* WHAT YOU WILL DO
Select from the data all lines with the word "title".
++++
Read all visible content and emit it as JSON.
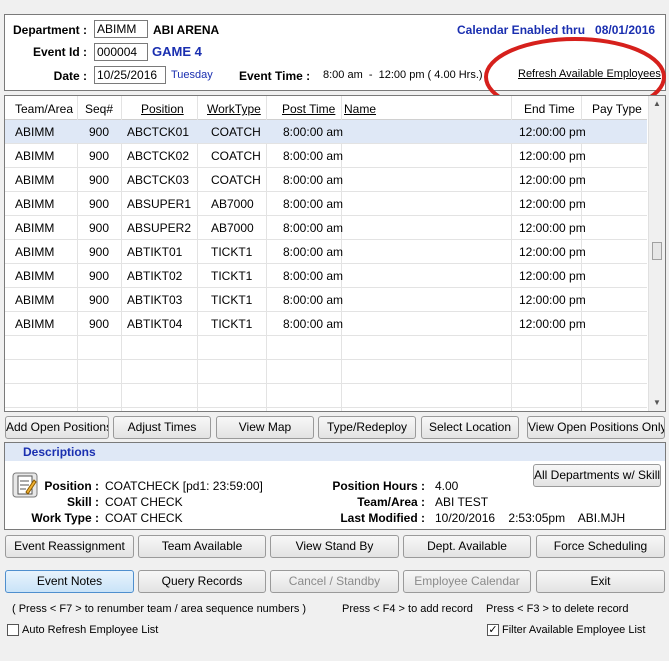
{
  "header": {
    "department_label": "Department :",
    "department_code": "ABIMM",
    "department_name": "ABI ARENA",
    "event_id_label": "Event Id :",
    "event_id": "000004",
    "event_name": "GAME 4",
    "date_label": "Date :",
    "date": "10/25/2016",
    "day": "Tuesday",
    "event_time_label": "Event Time :",
    "event_time": "8:00 am  -  12:00 pm ( 4.00 Hrs.)",
    "calendar_text": "Calendar Enabled thru   08/01/2016",
    "refresh_link": "Refresh Available Employees",
    "highlight_color": "#d6201c"
  },
  "grid": {
    "columns": [
      "Team/Area",
      "Seq#",
      "Position",
      "WorkType",
      "Post Time",
      "Name",
      "End Time",
      "Pay Type"
    ],
    "rows": [
      {
        "team": "ABIMM",
        "seq": "900",
        "position": "ABCTCK01",
        "worktype": "COATCH",
        "post": "8:00:00 am",
        "name": "",
        "end": "12:00:00 pm",
        "pay": ""
      },
      {
        "team": "ABIMM",
        "seq": "900",
        "position": "ABCTCK02",
        "worktype": "COATCH",
        "post": "8:00:00 am",
        "name": "",
        "end": "12:00:00 pm",
        "pay": ""
      },
      {
        "team": "ABIMM",
        "seq": "900",
        "position": "ABCTCK03",
        "worktype": "COATCH",
        "post": "8:00:00 am",
        "name": "",
        "end": "12:00:00 pm",
        "pay": ""
      },
      {
        "team": "ABIMM",
        "seq": "900",
        "position": "ABSUPER1",
        "worktype": "AB7000",
        "post": "8:00:00 am",
        "name": "",
        "end": "12:00:00 pm",
        "pay": ""
      },
      {
        "team": "ABIMM",
        "seq": "900",
        "position": "ABSUPER2",
        "worktype": "AB7000",
        "post": "8:00:00 am",
        "name": "",
        "end": "12:00:00 pm",
        "pay": ""
      },
      {
        "team": "ABIMM",
        "seq": "900",
        "position": "ABTIKT01",
        "worktype": "TICKT1",
        "post": "8:00:00 am",
        "name": "",
        "end": "12:00:00 pm",
        "pay": ""
      },
      {
        "team": "ABIMM",
        "seq": "900",
        "position": "ABTIKT02",
        "worktype": "TICKT1",
        "post": "8:00:00 am",
        "name": "",
        "end": "12:00:00 pm",
        "pay": ""
      },
      {
        "team": "ABIMM",
        "seq": "900",
        "position": "ABTIKT03",
        "worktype": "TICKT1",
        "post": "8:00:00 am",
        "name": "",
        "end": "12:00:00 pm",
        "pay": ""
      },
      {
        "team": "ABIMM",
        "seq": "900",
        "position": "ABTIKT04",
        "worktype": "TICKT1",
        "post": "8:00:00 am",
        "name": "",
        "end": "12:00:00 pm",
        "pay": ""
      }
    ]
  },
  "toolbar1": {
    "add_open_positions": "Add Open Positions",
    "adjust_times": "Adjust Times",
    "view_map": "View Map",
    "type_redeploy": "Type/Redeploy",
    "select_location": "Select Location",
    "view_open_positions_only": "View Open Positions Only"
  },
  "descriptions": {
    "title": "Descriptions",
    "all_departments_button": "All Departments w/ Skill",
    "position_label": "Position :",
    "position_value": "COATCHECK  [pd1: 23:59:00]",
    "skill_label": "Skill :",
    "skill_value": "COAT CHECK",
    "work_type_label": "Work Type :",
    "work_type_value": "COAT CHECK",
    "position_hours_label": "Position Hours :",
    "position_hours_value": "4.00",
    "team_area_label": "Team/Area :",
    "team_area_value": "ABI TEST",
    "last_modified_label": "Last Modified :",
    "last_modified_value": "10/20/2016    2:53:05pm    ABI.MJH"
  },
  "toolbar2": {
    "event_reassignment": "Event Reassignment",
    "team_available": "Team Available",
    "view_stand_by": "View Stand By",
    "dept_available": "Dept. Available",
    "force_scheduling": "Force Scheduling"
  },
  "toolbar3": {
    "event_notes": "Event Notes",
    "query_records": "Query Records",
    "cancel_standby": "Cancel / Standby",
    "employee_calendar": "Employee Calendar",
    "exit": "Exit"
  },
  "hints": {
    "f7": "( Press  < F7 >  to renumber team / area sequence numbers )",
    "f4": "Press  < F4 >  to add record",
    "f3": "Press  < F3 >  to delete record"
  },
  "options": {
    "auto_refresh_label": "Auto Refresh Employee List",
    "auto_refresh_checked": false,
    "filter_label": "Filter Available Employee List",
    "filter_checked": true
  },
  "icons": {
    "notes": "notes-edit-icon",
    "scroll_up": "scroll-up-arrow-icon",
    "scroll_down": "scroll-down-arrow-icon"
  }
}
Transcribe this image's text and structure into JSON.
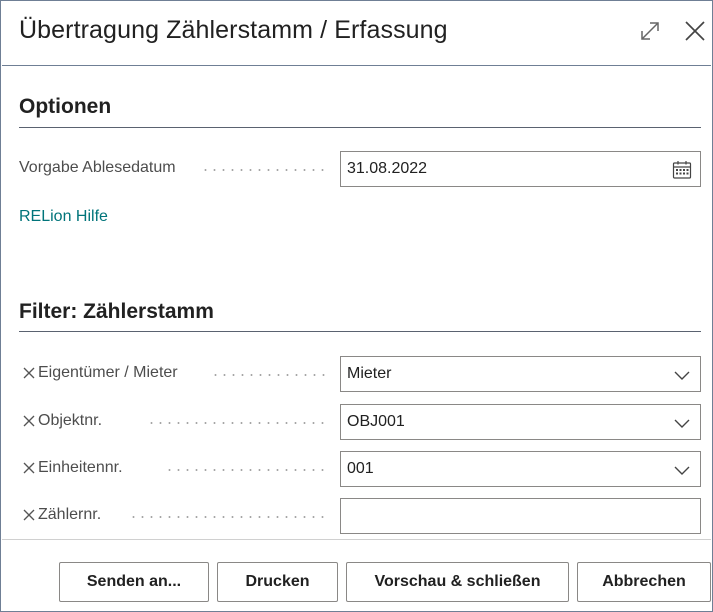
{
  "dialog": {
    "title": "Übertragung Zählerstamm / Erfassung",
    "expand_icon": "expand-icon",
    "close_icon": "close-icon"
  },
  "options": {
    "heading": "Optionen",
    "fields": [
      {
        "label": "Vorgabe Ablesedatum",
        "value": "31.08.2022",
        "icon": "calendar-icon"
      }
    ],
    "help_link": "RELion Hilfe"
  },
  "filter": {
    "heading": "Filter: Zählerstamm",
    "fields": [
      {
        "label": "Eigentümer / Mieter",
        "value": "Mieter",
        "type": "dropdown"
      },
      {
        "label": "Objektnr.",
        "value": "OBJ001",
        "type": "dropdown"
      },
      {
        "label": "Einheitennr.",
        "value": "001",
        "type": "dropdown"
      },
      {
        "label": "Zählernr.",
        "value": "",
        "type": "text"
      }
    ]
  },
  "footer": {
    "buttons": [
      "Senden an...",
      "Drucken",
      "Vorschau & schließen",
      "Abbrechen"
    ]
  },
  "colors": {
    "link": "#00747a",
    "border": "#8a8886",
    "divider": "#6f7f95"
  }
}
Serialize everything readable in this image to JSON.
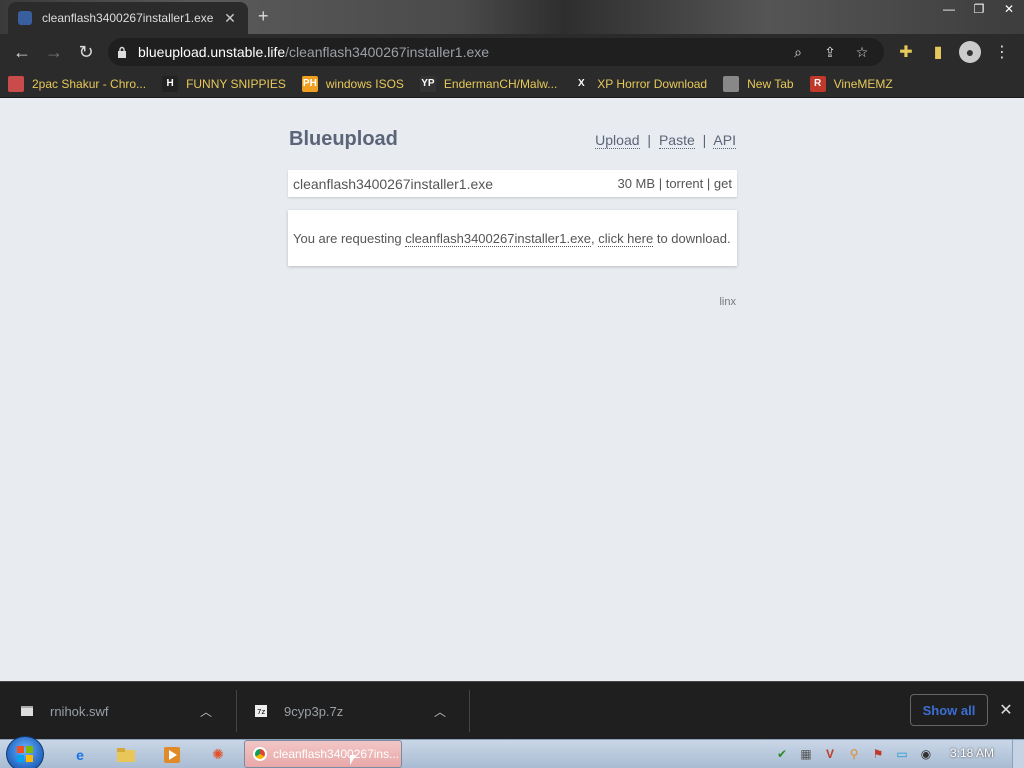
{
  "browser": {
    "tab": {
      "title": "cleanflash3400267installer1.exe",
      "close_icon": "close-icon"
    },
    "new_tab_label": "+",
    "window_controls": [
      "minimize",
      "maximize",
      "close"
    ],
    "url": {
      "host": "blueupload.unstable.life",
      "path": "/cleanflash3400267installer1.exe"
    }
  },
  "bookmarks": [
    {
      "label": "2pac Shakur - Chro...",
      "icon": "bag-icon",
      "color": "#c94b4b",
      "glyph": ""
    },
    {
      "label": "FUNNY SNIPPIES",
      "icon": "h-icon",
      "color": "#222222",
      "glyph": "H"
    },
    {
      "label": "windows ISOS",
      "icon": "ph-icon",
      "color": "#f0a020",
      "glyph": "PH"
    },
    {
      "label": "EndermanCH/Malw...",
      "icon": "yp-icon",
      "color": "#333333",
      "glyph": "YP"
    },
    {
      "label": "XP Horror Download",
      "icon": "x-icon",
      "color": "#2b2b2b",
      "glyph": "X"
    },
    {
      "label": "New Tab",
      "icon": "globe-icon",
      "color": "#888888",
      "glyph": ""
    },
    {
      "label": "VineMEMZ",
      "icon": "r-icon",
      "color": "#c0392b",
      "glyph": "R"
    }
  ],
  "site": {
    "title": "Blueupload",
    "nav": {
      "upload": "Upload",
      "paste": "Paste",
      "api": "API",
      "sep": "|"
    },
    "file": {
      "name": "cleanflash3400267installer1.exe",
      "size": "30 MB",
      "torrent": "torrent",
      "get": "get",
      "sep": "|"
    },
    "message": {
      "prefix": "You are requesting",
      "filename": "cleanflash3400267installer1.exe",
      "comma": ",",
      "link": "click here",
      "suffix": "to download."
    },
    "footer": "linx"
  },
  "downloads": {
    "items": [
      {
        "name": "rnihok.swf"
      },
      {
        "name": "9cyp3p.7z"
      }
    ],
    "show_all": "Show all"
  },
  "taskbar": {
    "active_window": "cleanflash3400267ins...",
    "clock": "3:18 AM"
  }
}
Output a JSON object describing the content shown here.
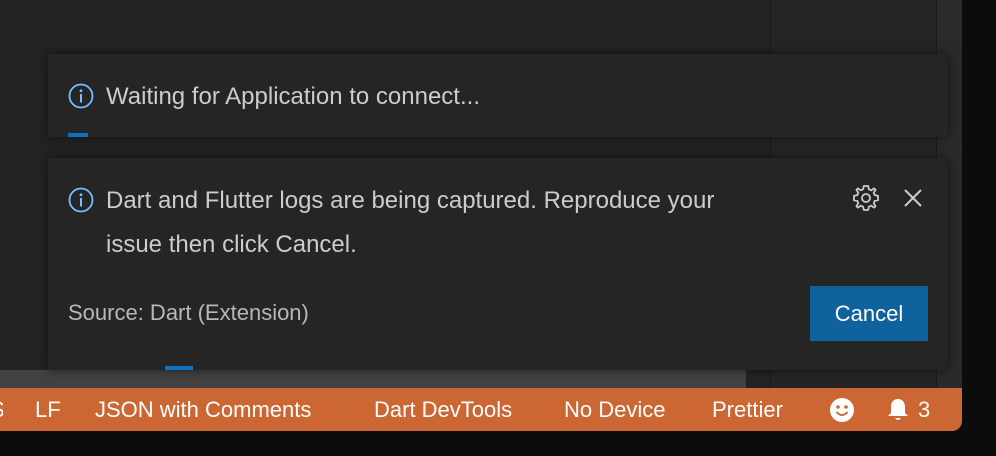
{
  "notifications": [
    {
      "message": "Waiting for Application to connect...",
      "icon": "info-icon"
    },
    {
      "message_line1": "Dart and Flutter logs are being captured. Reproduce your",
      "message_line2": "issue then click Cancel.",
      "icon": "info-icon",
      "source": "Source: Dart (Extension)",
      "cancel_label": "Cancel",
      "actions": [
        "gear-icon",
        "close-icon"
      ]
    }
  ],
  "statusbar": {
    "line_ending": "LF",
    "language": "JSON with Comments",
    "devtools": "Dart DevTools",
    "device": "No Device",
    "formatter": "Prettier",
    "feedback_icon": "smiley-icon",
    "bell_icon": "bell-icon",
    "notification_count": "3"
  },
  "colors": {
    "statusbar": "#cc6633",
    "accent": "#0e70c0",
    "button": "#0e639c",
    "info": "#75beff"
  }
}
++++
* EXERCISE ANSWER
    "title": "Descriptions",
    "title": "Übertragung Zählerstamm / Erfassung",
      "title": "cleanflash3400267installer1.exe",
    "title": "Blueupload",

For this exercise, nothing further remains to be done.